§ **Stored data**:

▬▬▬▬▬▬▬▬▬▬

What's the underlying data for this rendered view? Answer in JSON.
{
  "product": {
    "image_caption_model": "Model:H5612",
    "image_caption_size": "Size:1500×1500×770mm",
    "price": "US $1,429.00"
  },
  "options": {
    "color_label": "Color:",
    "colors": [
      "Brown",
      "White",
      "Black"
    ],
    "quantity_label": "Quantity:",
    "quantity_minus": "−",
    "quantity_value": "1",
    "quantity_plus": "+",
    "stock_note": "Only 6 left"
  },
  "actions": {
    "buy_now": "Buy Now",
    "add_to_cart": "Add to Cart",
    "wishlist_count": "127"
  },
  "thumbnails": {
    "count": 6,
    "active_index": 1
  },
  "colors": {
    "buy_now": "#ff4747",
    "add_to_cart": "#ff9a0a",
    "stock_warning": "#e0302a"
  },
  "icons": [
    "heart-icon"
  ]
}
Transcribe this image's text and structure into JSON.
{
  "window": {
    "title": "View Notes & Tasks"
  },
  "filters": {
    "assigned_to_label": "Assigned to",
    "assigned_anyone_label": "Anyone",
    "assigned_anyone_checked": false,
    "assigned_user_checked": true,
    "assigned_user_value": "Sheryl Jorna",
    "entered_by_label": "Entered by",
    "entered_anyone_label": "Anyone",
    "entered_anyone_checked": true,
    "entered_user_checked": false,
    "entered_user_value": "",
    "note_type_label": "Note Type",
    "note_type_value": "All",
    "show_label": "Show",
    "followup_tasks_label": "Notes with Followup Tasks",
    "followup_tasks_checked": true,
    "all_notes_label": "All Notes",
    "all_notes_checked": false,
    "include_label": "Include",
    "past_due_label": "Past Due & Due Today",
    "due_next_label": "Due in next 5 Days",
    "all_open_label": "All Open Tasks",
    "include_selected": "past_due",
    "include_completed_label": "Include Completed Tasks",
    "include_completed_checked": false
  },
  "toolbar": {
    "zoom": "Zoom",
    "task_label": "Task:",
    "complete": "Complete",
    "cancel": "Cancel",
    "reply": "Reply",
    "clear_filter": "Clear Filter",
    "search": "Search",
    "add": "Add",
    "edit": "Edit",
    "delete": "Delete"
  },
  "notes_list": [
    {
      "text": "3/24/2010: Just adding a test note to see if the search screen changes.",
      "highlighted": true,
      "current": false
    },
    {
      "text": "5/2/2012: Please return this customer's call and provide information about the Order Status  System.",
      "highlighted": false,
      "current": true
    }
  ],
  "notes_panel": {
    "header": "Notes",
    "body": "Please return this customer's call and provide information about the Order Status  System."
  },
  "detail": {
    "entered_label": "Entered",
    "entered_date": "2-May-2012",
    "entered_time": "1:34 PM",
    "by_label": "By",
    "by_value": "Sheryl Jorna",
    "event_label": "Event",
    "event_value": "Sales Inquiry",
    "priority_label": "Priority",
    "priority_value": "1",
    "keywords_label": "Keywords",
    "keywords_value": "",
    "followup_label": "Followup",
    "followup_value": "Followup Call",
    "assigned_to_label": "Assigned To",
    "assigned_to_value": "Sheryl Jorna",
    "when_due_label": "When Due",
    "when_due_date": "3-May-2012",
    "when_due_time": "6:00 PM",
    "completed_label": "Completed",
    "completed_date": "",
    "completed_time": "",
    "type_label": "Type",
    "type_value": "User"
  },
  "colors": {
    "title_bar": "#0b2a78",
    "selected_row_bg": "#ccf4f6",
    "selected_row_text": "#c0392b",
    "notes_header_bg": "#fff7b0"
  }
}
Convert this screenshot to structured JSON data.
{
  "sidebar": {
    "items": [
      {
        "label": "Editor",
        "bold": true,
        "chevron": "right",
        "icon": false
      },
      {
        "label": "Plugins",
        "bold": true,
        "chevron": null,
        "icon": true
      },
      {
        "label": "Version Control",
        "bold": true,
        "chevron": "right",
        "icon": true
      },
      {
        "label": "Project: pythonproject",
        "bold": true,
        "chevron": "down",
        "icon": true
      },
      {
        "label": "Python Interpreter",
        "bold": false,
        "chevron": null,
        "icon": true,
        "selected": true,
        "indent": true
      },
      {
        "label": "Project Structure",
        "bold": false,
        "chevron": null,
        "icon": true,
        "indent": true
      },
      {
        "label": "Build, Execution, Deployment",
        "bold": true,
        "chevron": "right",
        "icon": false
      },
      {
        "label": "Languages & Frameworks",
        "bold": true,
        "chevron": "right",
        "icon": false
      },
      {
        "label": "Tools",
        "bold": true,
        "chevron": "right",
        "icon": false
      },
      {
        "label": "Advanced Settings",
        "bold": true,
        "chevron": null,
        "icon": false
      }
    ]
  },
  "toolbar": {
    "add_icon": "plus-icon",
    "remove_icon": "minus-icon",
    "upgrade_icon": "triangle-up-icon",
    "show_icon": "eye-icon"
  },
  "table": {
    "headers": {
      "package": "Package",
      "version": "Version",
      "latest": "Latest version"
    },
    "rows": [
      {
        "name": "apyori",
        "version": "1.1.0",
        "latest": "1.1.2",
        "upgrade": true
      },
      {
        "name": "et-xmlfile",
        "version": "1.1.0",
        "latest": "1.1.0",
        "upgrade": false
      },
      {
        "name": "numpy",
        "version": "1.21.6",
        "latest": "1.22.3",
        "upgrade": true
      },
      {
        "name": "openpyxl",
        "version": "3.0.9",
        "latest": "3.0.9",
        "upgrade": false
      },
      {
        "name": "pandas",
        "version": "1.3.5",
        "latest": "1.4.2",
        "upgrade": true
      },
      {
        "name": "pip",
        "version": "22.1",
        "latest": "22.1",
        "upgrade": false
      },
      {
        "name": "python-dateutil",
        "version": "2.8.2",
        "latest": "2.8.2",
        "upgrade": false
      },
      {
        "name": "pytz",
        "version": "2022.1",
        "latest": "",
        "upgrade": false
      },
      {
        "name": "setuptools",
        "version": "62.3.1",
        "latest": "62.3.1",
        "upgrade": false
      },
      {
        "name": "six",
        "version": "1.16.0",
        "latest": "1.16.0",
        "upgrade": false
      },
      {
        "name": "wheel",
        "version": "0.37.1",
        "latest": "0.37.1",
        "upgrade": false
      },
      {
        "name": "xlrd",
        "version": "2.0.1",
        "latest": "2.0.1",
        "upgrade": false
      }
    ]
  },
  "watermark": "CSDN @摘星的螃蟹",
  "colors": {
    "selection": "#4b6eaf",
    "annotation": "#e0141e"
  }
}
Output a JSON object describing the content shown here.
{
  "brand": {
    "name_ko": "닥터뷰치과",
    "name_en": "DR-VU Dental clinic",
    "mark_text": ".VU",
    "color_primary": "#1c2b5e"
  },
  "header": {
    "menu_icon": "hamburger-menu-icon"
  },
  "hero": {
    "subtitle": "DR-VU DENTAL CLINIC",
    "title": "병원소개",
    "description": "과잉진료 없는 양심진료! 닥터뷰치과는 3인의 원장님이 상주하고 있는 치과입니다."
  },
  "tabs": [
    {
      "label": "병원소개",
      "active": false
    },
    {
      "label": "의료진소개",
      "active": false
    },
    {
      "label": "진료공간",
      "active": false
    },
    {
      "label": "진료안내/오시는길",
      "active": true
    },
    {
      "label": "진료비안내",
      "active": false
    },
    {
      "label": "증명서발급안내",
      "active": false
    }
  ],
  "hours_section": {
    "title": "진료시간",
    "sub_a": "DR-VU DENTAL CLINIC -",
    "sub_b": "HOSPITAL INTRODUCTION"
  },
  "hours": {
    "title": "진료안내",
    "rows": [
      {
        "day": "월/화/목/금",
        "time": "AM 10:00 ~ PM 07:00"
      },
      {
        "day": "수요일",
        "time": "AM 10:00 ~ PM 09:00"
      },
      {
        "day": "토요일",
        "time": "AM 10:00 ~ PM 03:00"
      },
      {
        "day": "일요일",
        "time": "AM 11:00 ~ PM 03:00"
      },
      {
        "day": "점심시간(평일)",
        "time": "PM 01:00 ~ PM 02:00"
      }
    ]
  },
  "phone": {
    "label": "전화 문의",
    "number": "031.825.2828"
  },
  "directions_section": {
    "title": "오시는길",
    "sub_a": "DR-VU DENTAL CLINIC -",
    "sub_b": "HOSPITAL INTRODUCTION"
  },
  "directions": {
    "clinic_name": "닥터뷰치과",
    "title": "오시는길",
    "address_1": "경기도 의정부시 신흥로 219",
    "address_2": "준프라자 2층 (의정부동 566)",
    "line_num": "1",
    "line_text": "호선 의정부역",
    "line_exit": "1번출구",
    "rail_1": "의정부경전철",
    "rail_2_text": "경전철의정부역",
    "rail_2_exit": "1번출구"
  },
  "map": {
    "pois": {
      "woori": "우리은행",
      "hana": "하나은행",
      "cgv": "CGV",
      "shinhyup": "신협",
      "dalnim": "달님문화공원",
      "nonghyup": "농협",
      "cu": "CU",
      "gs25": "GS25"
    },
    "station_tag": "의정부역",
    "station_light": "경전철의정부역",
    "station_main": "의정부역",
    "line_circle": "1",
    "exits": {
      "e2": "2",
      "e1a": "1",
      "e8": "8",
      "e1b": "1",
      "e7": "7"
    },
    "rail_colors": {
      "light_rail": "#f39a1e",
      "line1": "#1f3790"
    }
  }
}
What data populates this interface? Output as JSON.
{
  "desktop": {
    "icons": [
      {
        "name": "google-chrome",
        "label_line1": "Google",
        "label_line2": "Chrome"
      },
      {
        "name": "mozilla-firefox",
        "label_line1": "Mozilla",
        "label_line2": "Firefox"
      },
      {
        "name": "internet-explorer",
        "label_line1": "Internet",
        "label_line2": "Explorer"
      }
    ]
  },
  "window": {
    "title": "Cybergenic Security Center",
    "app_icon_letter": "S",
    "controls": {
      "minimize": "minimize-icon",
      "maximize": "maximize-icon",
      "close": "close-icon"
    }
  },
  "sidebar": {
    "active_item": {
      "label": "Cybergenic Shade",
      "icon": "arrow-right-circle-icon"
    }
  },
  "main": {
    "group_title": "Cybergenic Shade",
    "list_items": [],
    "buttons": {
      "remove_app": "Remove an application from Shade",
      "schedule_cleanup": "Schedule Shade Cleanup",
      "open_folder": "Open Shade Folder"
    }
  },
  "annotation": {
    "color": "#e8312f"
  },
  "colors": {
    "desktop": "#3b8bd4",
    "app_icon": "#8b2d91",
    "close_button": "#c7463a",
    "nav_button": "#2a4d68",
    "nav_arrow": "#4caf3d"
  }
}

▬▬▬▬▬▬▬▬▬▬

§ **YOUR GOAL**:
Select the lines that carry the string "search" and copy them.

§ **SOLVED EXERCISE**:
    "search": "Search",
      "text": "3/24/2010: Just adding a test note to see if the search screen changes.",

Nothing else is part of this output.